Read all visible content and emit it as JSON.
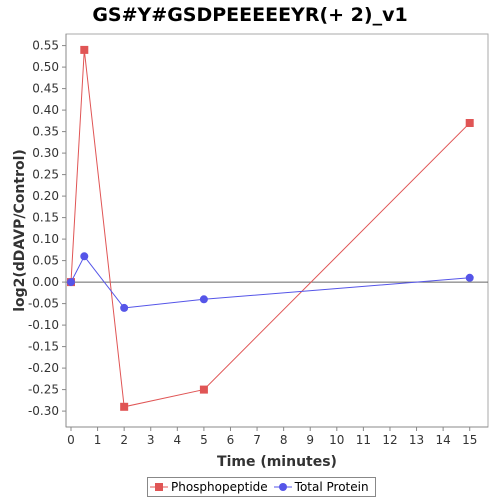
{
  "chart_data": {
    "type": "line",
    "title": "GS#Y#GSDPEEEEEYR(+ 2)_v1",
    "xlabel": "Time (minutes)",
    "ylabel": "log2(dDAVP/Control)",
    "xlim": [
      0,
      15.5
    ],
    "ylim": [
      -0.33,
      0.57
    ],
    "xticks": [
      0,
      1,
      2,
      3,
      4,
      5,
      6,
      7,
      8,
      9,
      10,
      11,
      12,
      13,
      14,
      15
    ],
    "yticks": [
      -0.3,
      -0.25,
      -0.2,
      -0.15,
      -0.1,
      -0.05,
      0.0,
      0.05,
      0.1,
      0.15,
      0.2,
      0.25,
      0.3,
      0.35,
      0.4,
      0.45,
      0.5,
      0.55
    ],
    "grid": false,
    "zero_line": true,
    "legend_position": "bottom",
    "series": [
      {
        "name": "Phosphopeptide",
        "color": "#e05555",
        "marker": "square",
        "points": [
          {
            "x": 0,
            "y": 0.0
          },
          {
            "x": 0.5,
            "y": 0.54
          },
          {
            "x": 2,
            "y": -0.29
          },
          {
            "x": 5,
            "y": -0.25
          },
          {
            "x": 15,
            "y": 0.37
          }
        ]
      },
      {
        "name": "Total Protein",
        "color": "#5555e8",
        "marker": "circle",
        "points": [
          {
            "x": 0,
            "y": 0.0
          },
          {
            "x": 0.5,
            "y": 0.06
          },
          {
            "x": 2,
            "y": -0.06
          },
          {
            "x": 5,
            "y": -0.04
          },
          {
            "x": 15,
            "y": 0.01
          }
        ]
      }
    ]
  }
}
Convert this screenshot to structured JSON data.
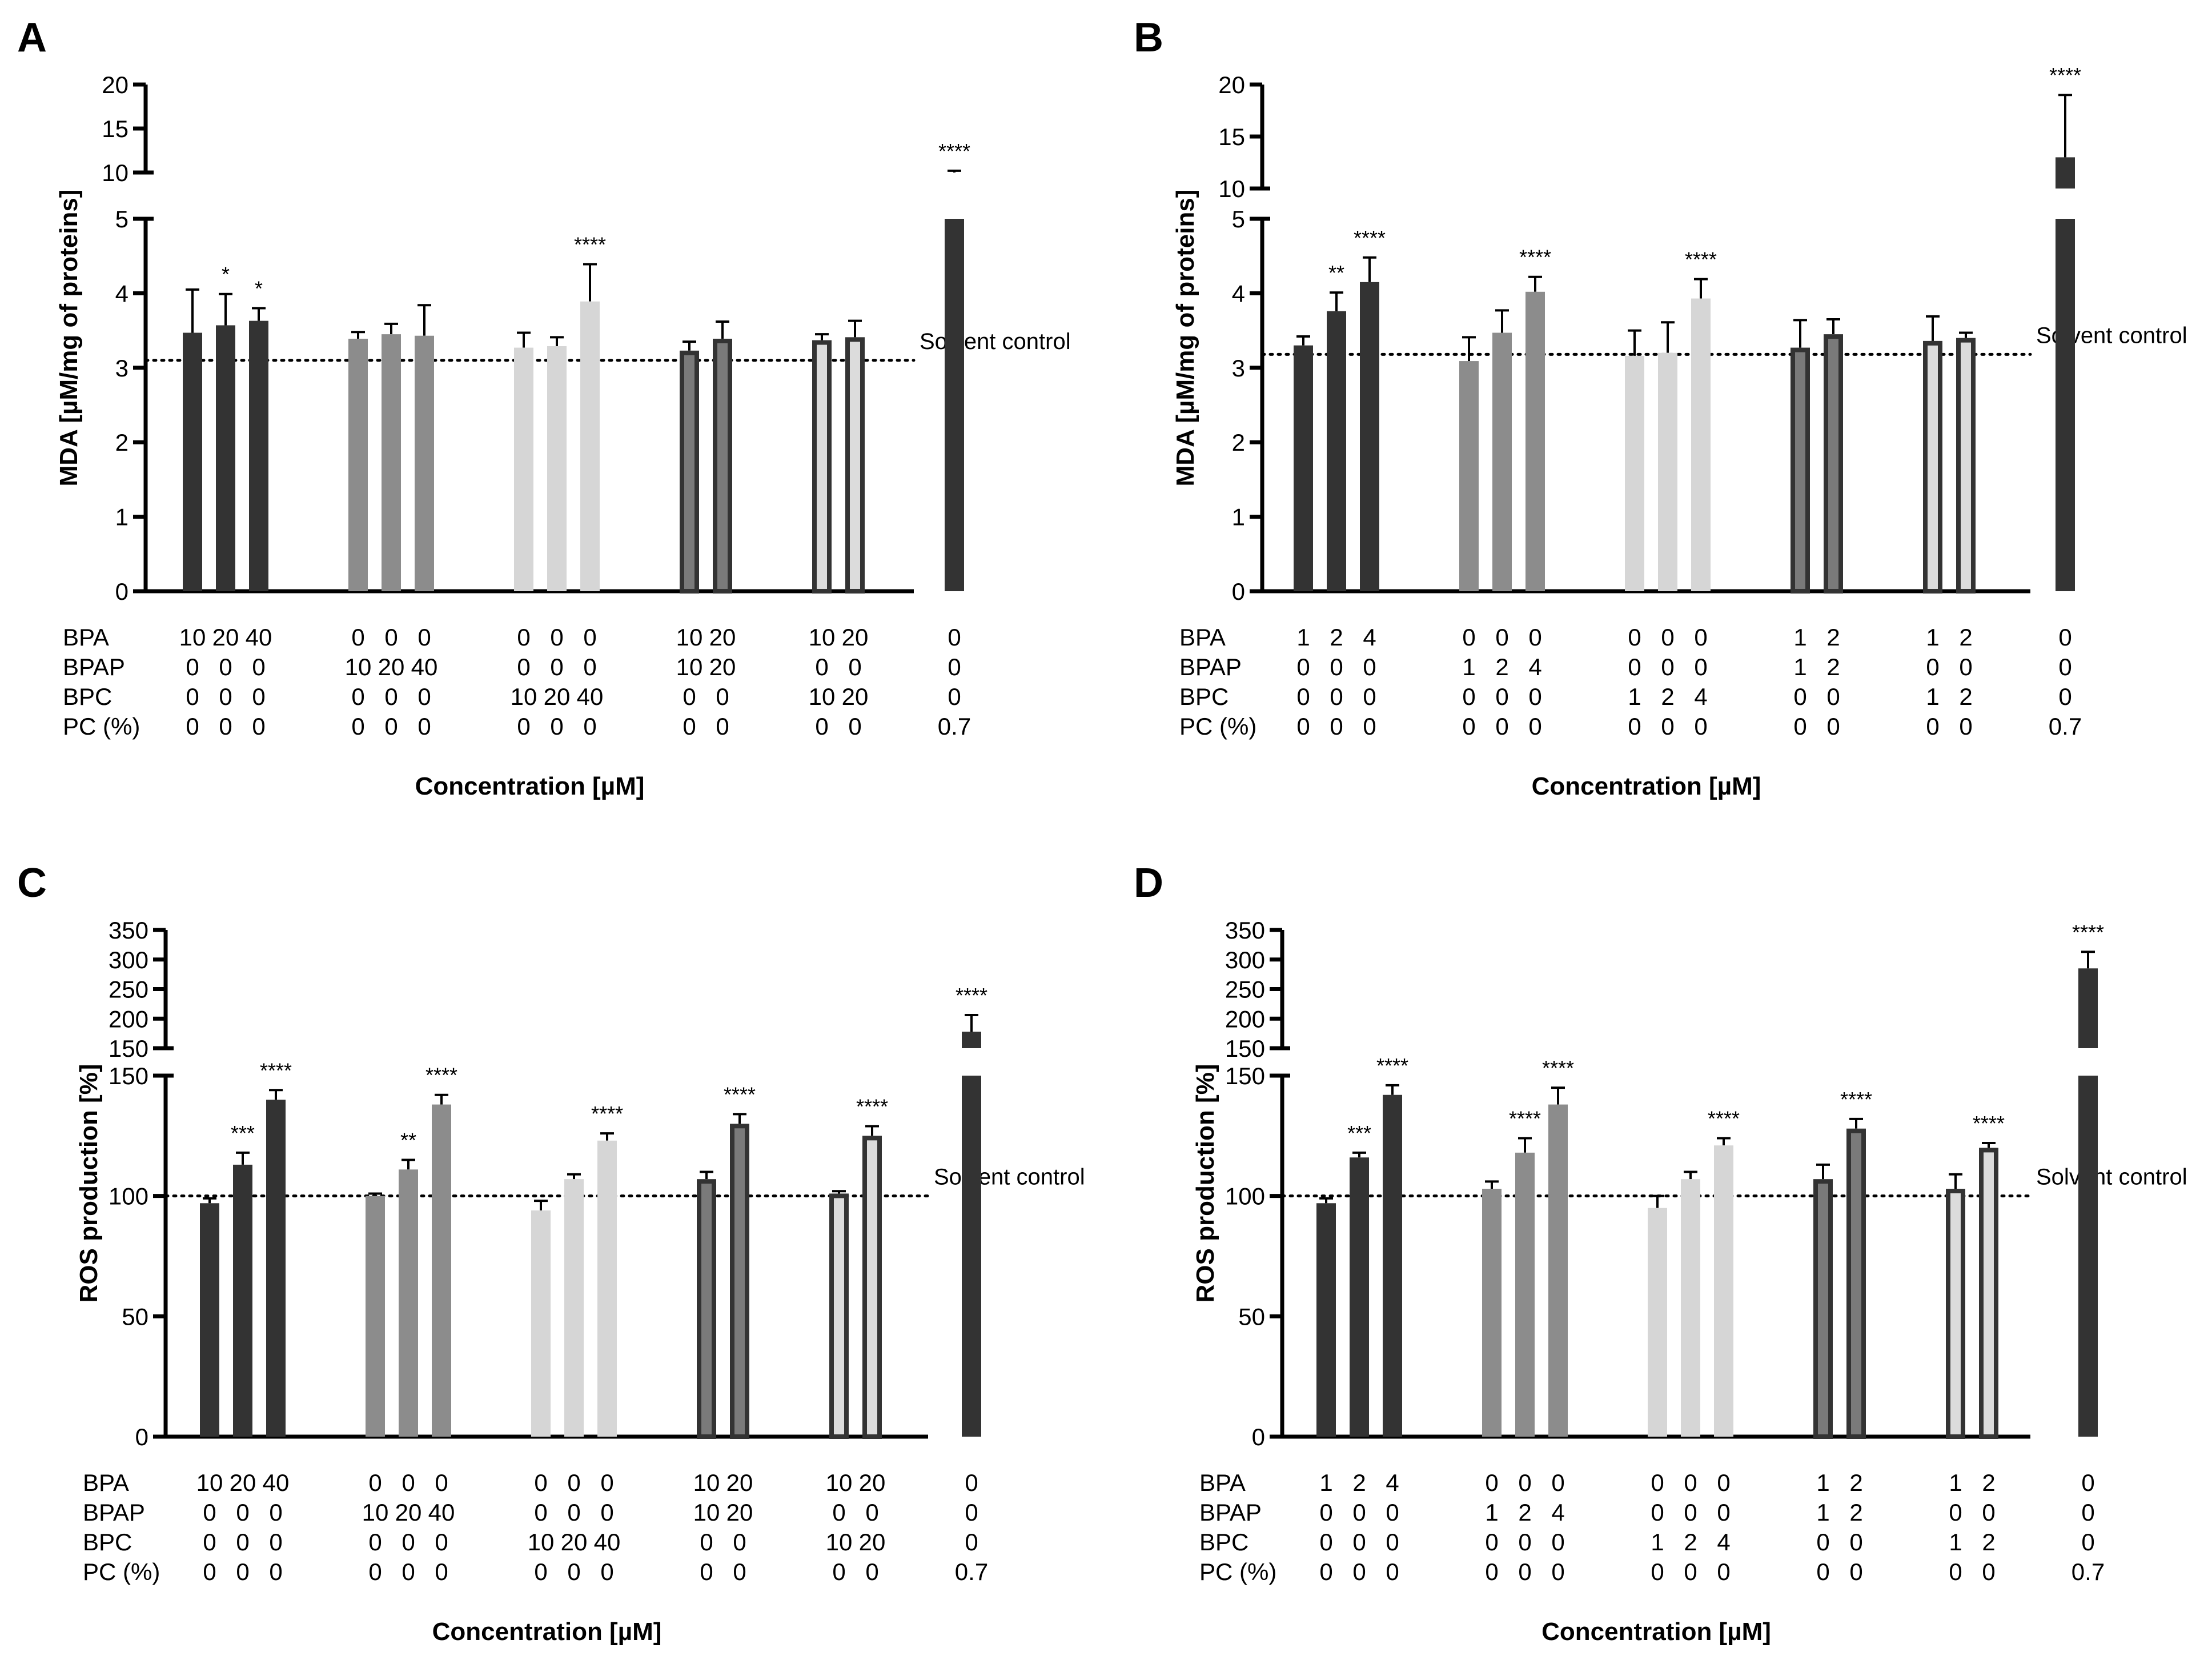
{
  "chart_data": [
    {
      "panel": "A",
      "type": "bar",
      "ylabel": "MDA [µM/mg of proteins]",
      "xlabel": "Concentration [µM]",
      "reference_label": "Solvent control",
      "reference_value": 3.1,
      "axis_break": true,
      "lower_axis": {
        "range": [
          0,
          5
        ],
        "ticks": [
          "0",
          "1",
          "2",
          "3",
          "4",
          "5"
        ]
      },
      "upper_axis": {
        "range": [
          10,
          20
        ],
        "ticks": [
          "10",
          "15",
          "20"
        ]
      },
      "row_labels": [
        "BPA",
        "BPAP",
        "BPC",
        "PC (%)"
      ],
      "groups": [
        {
          "name": "BPA",
          "color": "#333333",
          "outline": "#333333",
          "bars": [
            {
              "labels": [
                "10",
                "0",
                "0",
                "0"
              ],
              "value": 3.47,
              "error": 0.58,
              "sig": ""
            },
            {
              "labels": [
                "20",
                "0",
                "0",
                "0"
              ],
              "value": 3.57,
              "error": 0.42,
              "sig": "*"
            },
            {
              "labels": [
                "40",
                "0",
                "0",
                "0"
              ],
              "value": 3.63,
              "error": 0.17,
              "sig": "*"
            }
          ]
        },
        {
          "name": "BPAP",
          "color": "#8c8c8c",
          "outline": "#8c8c8c",
          "bars": [
            {
              "labels": [
                "0",
                "10",
                "0",
                "0"
              ],
              "value": 3.39,
              "error": 0.09,
              "sig": ""
            },
            {
              "labels": [
                "0",
                "20",
                "0",
                "0"
              ],
              "value": 3.45,
              "error": 0.14,
              "sig": ""
            },
            {
              "labels": [
                "0",
                "40",
                "0",
                "0"
              ],
              "value": 3.43,
              "error": 0.41,
              "sig": ""
            }
          ]
        },
        {
          "name": "BPC",
          "color": "#d6d6d6",
          "outline": "#d6d6d6",
          "bars": [
            {
              "labels": [
                "0",
                "0",
                "10",
                "0"
              ],
              "value": 3.27,
              "error": 0.2,
              "sig": ""
            },
            {
              "labels": [
                "0",
                "0",
                "20",
                "0"
              ],
              "value": 3.29,
              "error": 0.12,
              "sig": ""
            },
            {
              "labels": [
                "0",
                "0",
                "40",
                "0"
              ],
              "value": 3.89,
              "error": 0.5,
              "sig": "****"
            }
          ]
        },
        {
          "name": "BPA+BPAP",
          "color": "#7a7a7a",
          "outline": "#333333",
          "bars": [
            {
              "labels": [
                "10",
                "10",
                "0",
                "0"
              ],
              "value": 3.23,
              "error": 0.12,
              "sig": ""
            },
            {
              "labels": [
                "20",
                "20",
                "0",
                "0"
              ],
              "value": 3.39,
              "error": 0.23,
              "sig": ""
            }
          ]
        },
        {
          "name": "BPA+BPC",
          "color": "#dcdcdc",
          "outline": "#333333",
          "bars": [
            {
              "labels": [
                "10",
                "0",
                "10",
                "0"
              ],
              "value": 3.37,
              "error": 0.08,
              "sig": ""
            },
            {
              "labels": [
                "20",
                "0",
                "20",
                "0"
              ],
              "value": 3.41,
              "error": 0.22,
              "sig": ""
            }
          ]
        },
        {
          "name": "PC",
          "color": "#333333",
          "outline": "#333333",
          "bars": [
            {
              "labels": [
                "0",
                "0",
                "0",
                "0.7"
              ],
              "value": 8.5,
              "error": 1.7,
              "sig": "****"
            }
          ]
        }
      ]
    },
    {
      "panel": "B",
      "type": "bar",
      "ylabel": "MDA [µM/mg of proteins]",
      "xlabel": "Concentration [µM]",
      "reference_label": "Solvent control",
      "reference_value": 3.18,
      "axis_break": true,
      "lower_axis": {
        "range": [
          0,
          5
        ],
        "ticks": [
          "0",
          "1",
          "2",
          "3",
          "4",
          "5"
        ]
      },
      "upper_axis": {
        "range": [
          10,
          20
        ],
        "ticks": [
          "10",
          "15",
          "20"
        ]
      },
      "row_labels": [
        "BPA",
        "BPAP",
        "BPC",
        "PC (%)"
      ],
      "groups": [
        {
          "name": "BPA",
          "color": "#333333",
          "outline": "#333333",
          "bars": [
            {
              "labels": [
                "1",
                "0",
                "0",
                "0"
              ],
              "value": 3.3,
              "error": 0.12,
              "sig": ""
            },
            {
              "labels": [
                "2",
                "0",
                "0",
                "0"
              ],
              "value": 3.76,
              "error": 0.25,
              "sig": "**"
            },
            {
              "labels": [
                "4",
                "0",
                "0",
                "0"
              ],
              "value": 4.15,
              "error": 0.33,
              "sig": "****"
            }
          ]
        },
        {
          "name": "BPAP",
          "color": "#8c8c8c",
          "outline": "#8c8c8c",
          "bars": [
            {
              "labels": [
                "0",
                "1",
                "0",
                "0"
              ],
              "value": 3.09,
              "error": 0.32,
              "sig": ""
            },
            {
              "labels": [
                "0",
                "2",
                "0",
                "0"
              ],
              "value": 3.47,
              "error": 0.3,
              "sig": ""
            },
            {
              "labels": [
                "0",
                "4",
                "0",
                "0"
              ],
              "value": 4.02,
              "error": 0.2,
              "sig": "****"
            }
          ]
        },
        {
          "name": "BPC",
          "color": "#d6d6d6",
          "outline": "#d6d6d6",
          "bars": [
            {
              "labels": [
                "0",
                "0",
                "1",
                "0"
              ],
              "value": 3.16,
              "error": 0.34,
              "sig": ""
            },
            {
              "labels": [
                "0",
                "0",
                "2",
                "0"
              ],
              "value": 3.2,
              "error": 0.41,
              "sig": ""
            },
            {
              "labels": [
                "0",
                "0",
                "4",
                "0"
              ],
              "value": 3.93,
              "error": 0.26,
              "sig": "****"
            }
          ]
        },
        {
          "name": "BPA+BPAP",
          "color": "#7a7a7a",
          "outline": "#333333",
          "bars": [
            {
              "labels": [
                "1",
                "1",
                "0",
                "0"
              ],
              "value": 3.27,
              "error": 0.37,
              "sig": ""
            },
            {
              "labels": [
                "2",
                "2",
                "0",
                "0"
              ],
              "value": 3.45,
              "error": 0.2,
              "sig": ""
            }
          ]
        },
        {
          "name": "BPA+BPC",
          "color": "#dcdcdc",
          "outline": "#333333",
          "bars": [
            {
              "labels": [
                "1",
                "0",
                "1",
                "0"
              ],
              "value": 3.36,
              "error": 0.33,
              "sig": ""
            },
            {
              "labels": [
                "2",
                "0",
                "2",
                "0"
              ],
              "value": 3.4,
              "error": 0.07,
              "sig": ""
            }
          ]
        },
        {
          "name": "PC",
          "color": "#333333",
          "outline": "#333333",
          "bars": [
            {
              "labels": [
                "0",
                "0",
                "0",
                "0.7"
              ],
              "value": 13.0,
              "error": 6.0,
              "sig": "****"
            }
          ]
        }
      ]
    },
    {
      "panel": "C",
      "type": "bar",
      "ylabel": "ROS production [%]",
      "xlabel": "Concentration [µM]",
      "reference_label": "Solvent control",
      "reference_value": 100,
      "axis_break": true,
      "lower_axis": {
        "range": [
          0,
          150
        ],
        "ticks": [
          "0",
          "50",
          "100",
          "150"
        ]
      },
      "upper_axis": {
        "range": [
          150,
          350
        ],
        "ticks": [
          "150",
          "200",
          "250",
          "300",
          "350"
        ]
      },
      "row_labels": [
        "BPA",
        "BPAP",
        "BPC",
        "PC (%)"
      ],
      "groups": [
        {
          "name": "BPA",
          "color": "#333333",
          "outline": "#333333",
          "bars": [
            {
              "labels": [
                "10",
                "0",
                "0",
                "0"
              ],
              "value": 97,
              "error": 2,
              "sig": ""
            },
            {
              "labels": [
                "20",
                "0",
                "0",
                "0"
              ],
              "value": 113,
              "error": 5,
              "sig": "***"
            },
            {
              "labels": [
                "40",
                "0",
                "0",
                "0"
              ],
              "value": 140,
              "error": 4,
              "sig": "****"
            }
          ]
        },
        {
          "name": "BPAP",
          "color": "#8c8c8c",
          "outline": "#8c8c8c",
          "bars": [
            {
              "labels": [
                "0",
                "10",
                "0",
                "0"
              ],
              "value": 100,
              "error": 1,
              "sig": ""
            },
            {
              "labels": [
                "0",
                "20",
                "0",
                "0"
              ],
              "value": 111,
              "error": 4,
              "sig": "**"
            },
            {
              "labels": [
                "0",
                "40",
                "0",
                "0"
              ],
              "value": 138,
              "error": 4,
              "sig": "****"
            }
          ]
        },
        {
          "name": "BPC",
          "color": "#d6d6d6",
          "outline": "#d6d6d6",
          "bars": [
            {
              "labels": [
                "0",
                "0",
                "10",
                "0"
              ],
              "value": 94,
              "error": 4,
              "sig": ""
            },
            {
              "labels": [
                "0",
                "0",
                "20",
                "0"
              ],
              "value": 107,
              "error": 2,
              "sig": ""
            },
            {
              "labels": [
                "0",
                "0",
                "40",
                "0"
              ],
              "value": 123,
              "error": 3,
              "sig": "****"
            }
          ]
        },
        {
          "name": "BPA+BPAP",
          "color": "#7a7a7a",
          "outline": "#333333",
          "bars": [
            {
              "labels": [
                "10",
                "10",
                "0",
                "0"
              ],
              "value": 107,
              "error": 3,
              "sig": ""
            },
            {
              "labels": [
                "20",
                "20",
                "0",
                "0"
              ],
              "value": 130,
              "error": 4,
              "sig": "****"
            }
          ]
        },
        {
          "name": "BPA+BPC",
          "color": "#dcdcdc",
          "outline": "#333333",
          "bars": [
            {
              "labels": [
                "10",
                "0",
                "10",
                "0"
              ],
              "value": 101,
              "error": 1,
              "sig": ""
            },
            {
              "labels": [
                "20",
                "0",
                "20",
                "0"
              ],
              "value": 125,
              "error": 4,
              "sig": "****"
            }
          ]
        },
        {
          "name": "PC",
          "color": "#333333",
          "outline": "#333333",
          "bars": [
            {
              "labels": [
                "0",
                "0",
                "0",
                "0.7"
              ],
              "value": 178,
              "error": 28,
              "sig": "****"
            }
          ]
        }
      ]
    },
    {
      "panel": "D",
      "type": "bar",
      "ylabel": "ROS production [%]",
      "xlabel": "Concentration [µM]",
      "reference_label": "Solvent control",
      "reference_value": 100,
      "axis_break": true,
      "lower_axis": {
        "range": [
          0,
          150
        ],
        "ticks": [
          "0",
          "50",
          "100",
          "150"
        ]
      },
      "upper_axis": {
        "range": [
          150,
          350
        ],
        "ticks": [
          "150",
          "200",
          "250",
          "300",
          "350"
        ]
      },
      "row_labels": [
        "BPA",
        "BPAP",
        "BPC",
        "PC (%)"
      ],
      "groups": [
        {
          "name": "BPA",
          "color": "#333333",
          "outline": "#333333",
          "bars": [
            {
              "labels": [
                "1",
                "0",
                "0",
                "0"
              ],
              "value": 97,
              "error": 2,
              "sig": ""
            },
            {
              "labels": [
                "2",
                "0",
                "0",
                "0"
              ],
              "value": 116,
              "error": 2,
              "sig": "***"
            },
            {
              "labels": [
                "4",
                "0",
                "0",
                "0"
              ],
              "value": 142,
              "error": 4,
              "sig": "****"
            }
          ]
        },
        {
          "name": "BPAP",
          "color": "#8c8c8c",
          "outline": "#8c8c8c",
          "bars": [
            {
              "labels": [
                "0",
                "1",
                "0",
                "0"
              ],
              "value": 103,
              "error": 3,
              "sig": ""
            },
            {
              "labels": [
                "0",
                "2",
                "0",
                "0"
              ],
              "value": 118,
              "error": 6,
              "sig": "****"
            },
            {
              "labels": [
                "0",
                "4",
                "0",
                "0"
              ],
              "value": 138,
              "error": 7,
              "sig": "****"
            }
          ]
        },
        {
          "name": "BPC",
          "color": "#d6d6d6",
          "outline": "#d6d6d6",
          "bars": [
            {
              "labels": [
                "0",
                "0",
                "1",
                "0"
              ],
              "value": 95,
              "error": 5,
              "sig": ""
            },
            {
              "labels": [
                "0",
                "0",
                "2",
                "0"
              ],
              "value": 107,
              "error": 3,
              "sig": ""
            },
            {
              "labels": [
                "0",
                "0",
                "4",
                "0"
              ],
              "value": 121,
              "error": 3,
              "sig": "****"
            }
          ]
        },
        {
          "name": "BPA+BPAP",
          "color": "#7a7a7a",
          "outline": "#333333",
          "bars": [
            {
              "labels": [
                "1",
                "1",
                "0",
                "0"
              ],
              "value": 107,
              "error": 6,
              "sig": ""
            },
            {
              "labels": [
                "2",
                "2",
                "0",
                "0"
              ],
              "value": 128,
              "error": 4,
              "sig": "****"
            }
          ]
        },
        {
          "name": "BPA+BPC",
          "color": "#dcdcdc",
          "outline": "#333333",
          "bars": [
            {
              "labels": [
                "1",
                "0",
                "1",
                "0"
              ],
              "value": 103,
              "error": 6,
              "sig": ""
            },
            {
              "labels": [
                "2",
                "0",
                "2",
                "0"
              ],
              "value": 120,
              "error": 2,
              "sig": "****"
            }
          ]
        },
        {
          "name": "PC",
          "color": "#333333",
          "outline": "#333333",
          "bars": [
            {
              "labels": [
                "0",
                "0",
                "0",
                "0.7"
              ],
              "value": 285,
              "error": 28,
              "sig": "****"
            }
          ]
        }
      ]
    }
  ]
}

════════

§ **Directions**: Identify each line of the material where the word "JSON" shows up, and copy it.

§ **Exercise solution**:
Read all visible content and emit it as JSON.
Convert this screenshot to structured JSON data.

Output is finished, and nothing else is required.